Restate the listing below word for word, omitting any images.

***** TASK INPUTS

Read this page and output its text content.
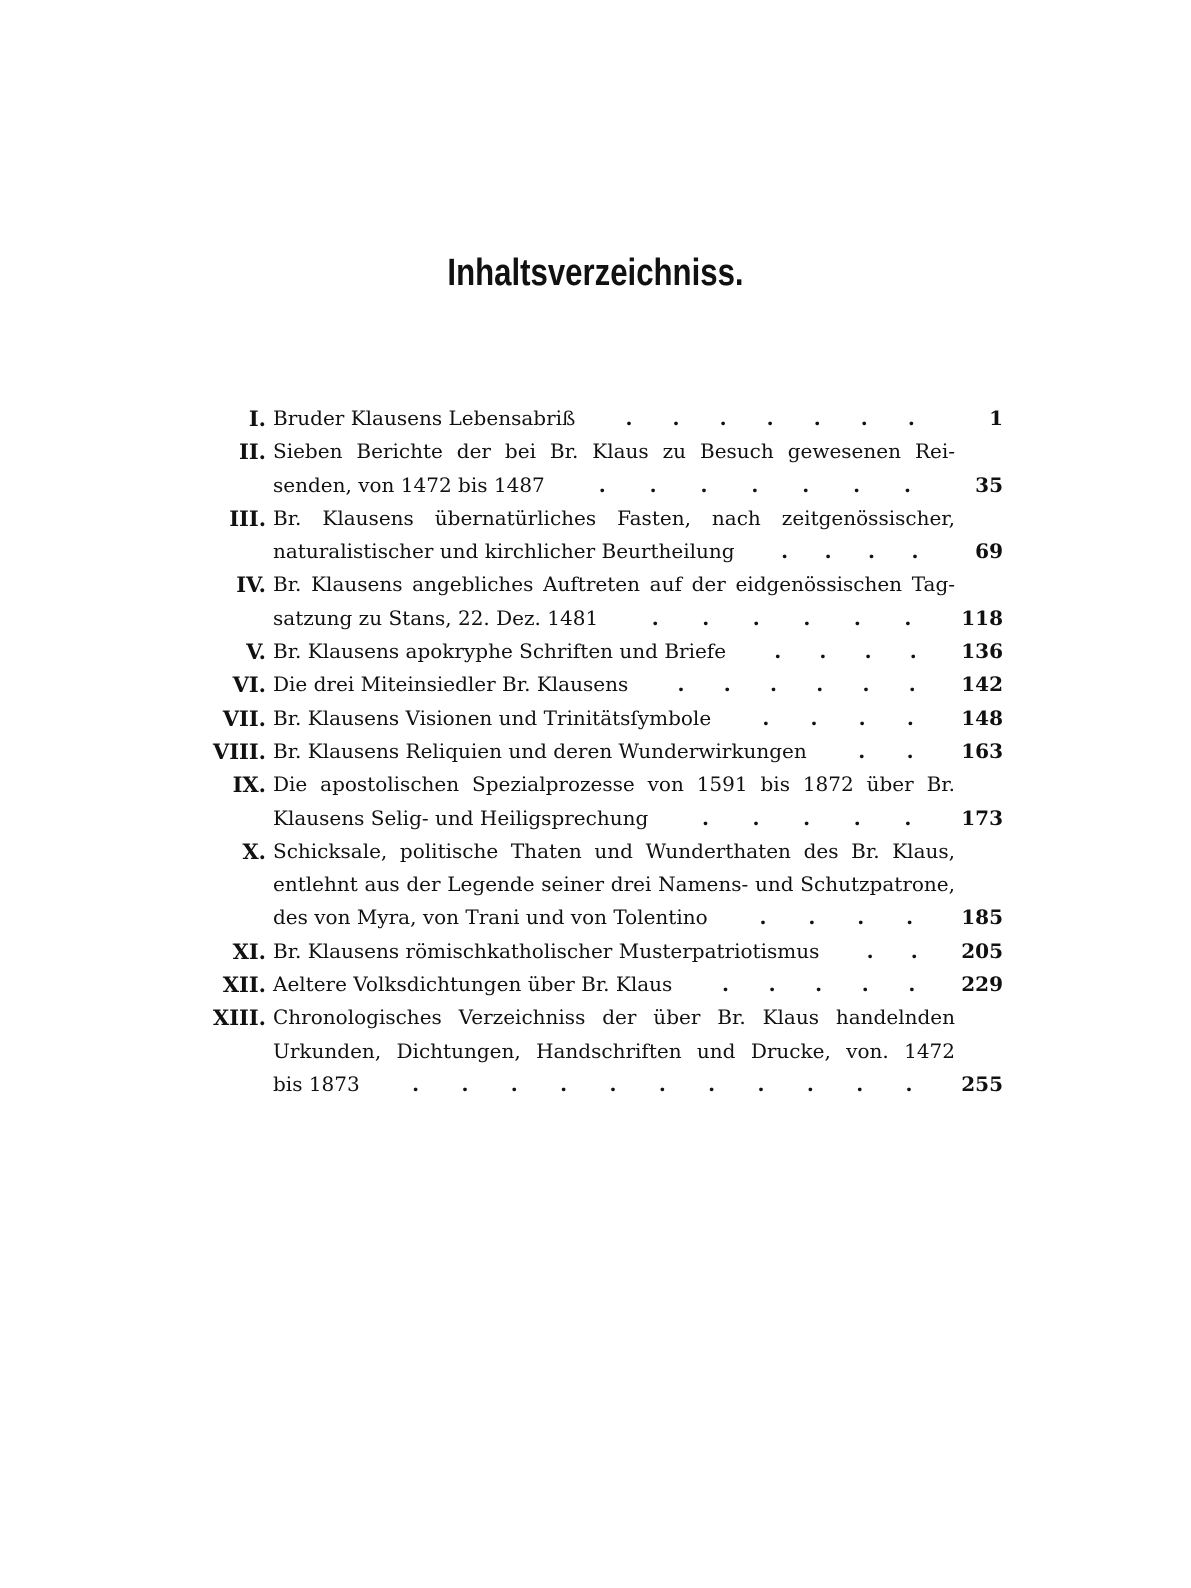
Inhaltsverzeichniss.
I. Bruder Klausens Lebensabriß	. . . . . . .	1
II. Sieben Berichte der bei Br. Klaus zu Besuch gewesenen Rei-
senden, von 1472 bis 1487	. . . . . . .	35
III. Br. Klausens übernatürliches Fasten, nach zeitgenössischer,
naturalistischer und kirchlicher Beurtheilung . . . .	69
IV. Br. Klausens angebliches Auftreten auf der eidgenössischen Tag-
satzung zu Stans, 22. Dez. 1481	. . . . . .	118
V. Br. Klausens apokryphe Schriften und Briefe . . . .	136
VI. Die drei Miteinsiedler Br. Klausens . . . . . .	142
VII. Br. Klausens Visionen und Trinitätsſymbole	. . . .	148
VIII. Br. Klausens Reliquien und deren Wunderwirkungen	. .	163
IX. Die apostolischen Spezialprozesse von 1591 bis 1872 über Br.
Klausens Selig- und Heiligsprechung	. . . . .	173
X. Schicksale, politische Thaten und Wunderthaten des Br. Klaus,
entlehnt aus der Legende seiner drei Namens- und Schutzpatrone,
des von Myra, von Trani und von Tolentino	. . . .	185
XI. Br. Klausens römischkatholischer Musterpatriotismus . .	205
XII. Aeltere Volksdichtungen über Br. Klaus . . . . .	229
XIII. Chronologisches Verzeichniss der über Br. Klaus handelnden
Urkunden, Dichtungen, Handschriften und Drucke, von. 1472
bis 1873	. . . . . . . . . . .	255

**********

# SOLUTION BELOW:
Read this page and output its text content.
Inhaltsverzeichniss.
I. Bruder Klausens Lebensabriß	. . . . . . .	1
II. Sieben Berichte der bei Br. Klaus zu Besuch gewesenen Rei-
senden, von 1472 bis 1487	. . . . . . .	35
III. Br. Klausens übernatürliches Fasten, nach zeitgenössischer,
naturalistischer und kirchlicher Beurtheilung . . . .	69
IV. Br. Klausens angebliches Auftreten auf der eidgenössischen Tag-
satzung zu Stans, 22. Dez. 1481	. . . . . .	118
V. Br. Klausens apokryphe Schriften und Briefe . . . .	136
VI. Die drei Miteinsiedler Br. Klausens . . . . . .	142
VII. Br. Klausens Visionen und Trinitätsſymbole	. . . .	148
VIII. Br. Klausens Reliquien und deren Wunderwirkungen	. .	163
IX. Die apostolischen Spezialprozesse von 1591 bis 1872 über Br.
Klausens Selig- und Heiligsprechung	. . . . .	173
X. Schicksale, politische Thaten und Wunderthaten des Br. Klaus,
entlehnt aus der Legende seiner drei Namens- und Schutzpatrone,
des von Myra, von Trani und von Tolentino	. . . .	185
XI. Br. Klausens römischkatholischer Musterpatriotismus . .	205
XII. Aeltere Volksdichtungen über Br. Klaus . . . . .	229
XIII. Chronologisches Verzeichniss der über Br. Klaus handelnden
Urkunden, Dichtungen, Handschriften und Drucke, von. 1472
bis 1873	. . . . . . . . . . .	255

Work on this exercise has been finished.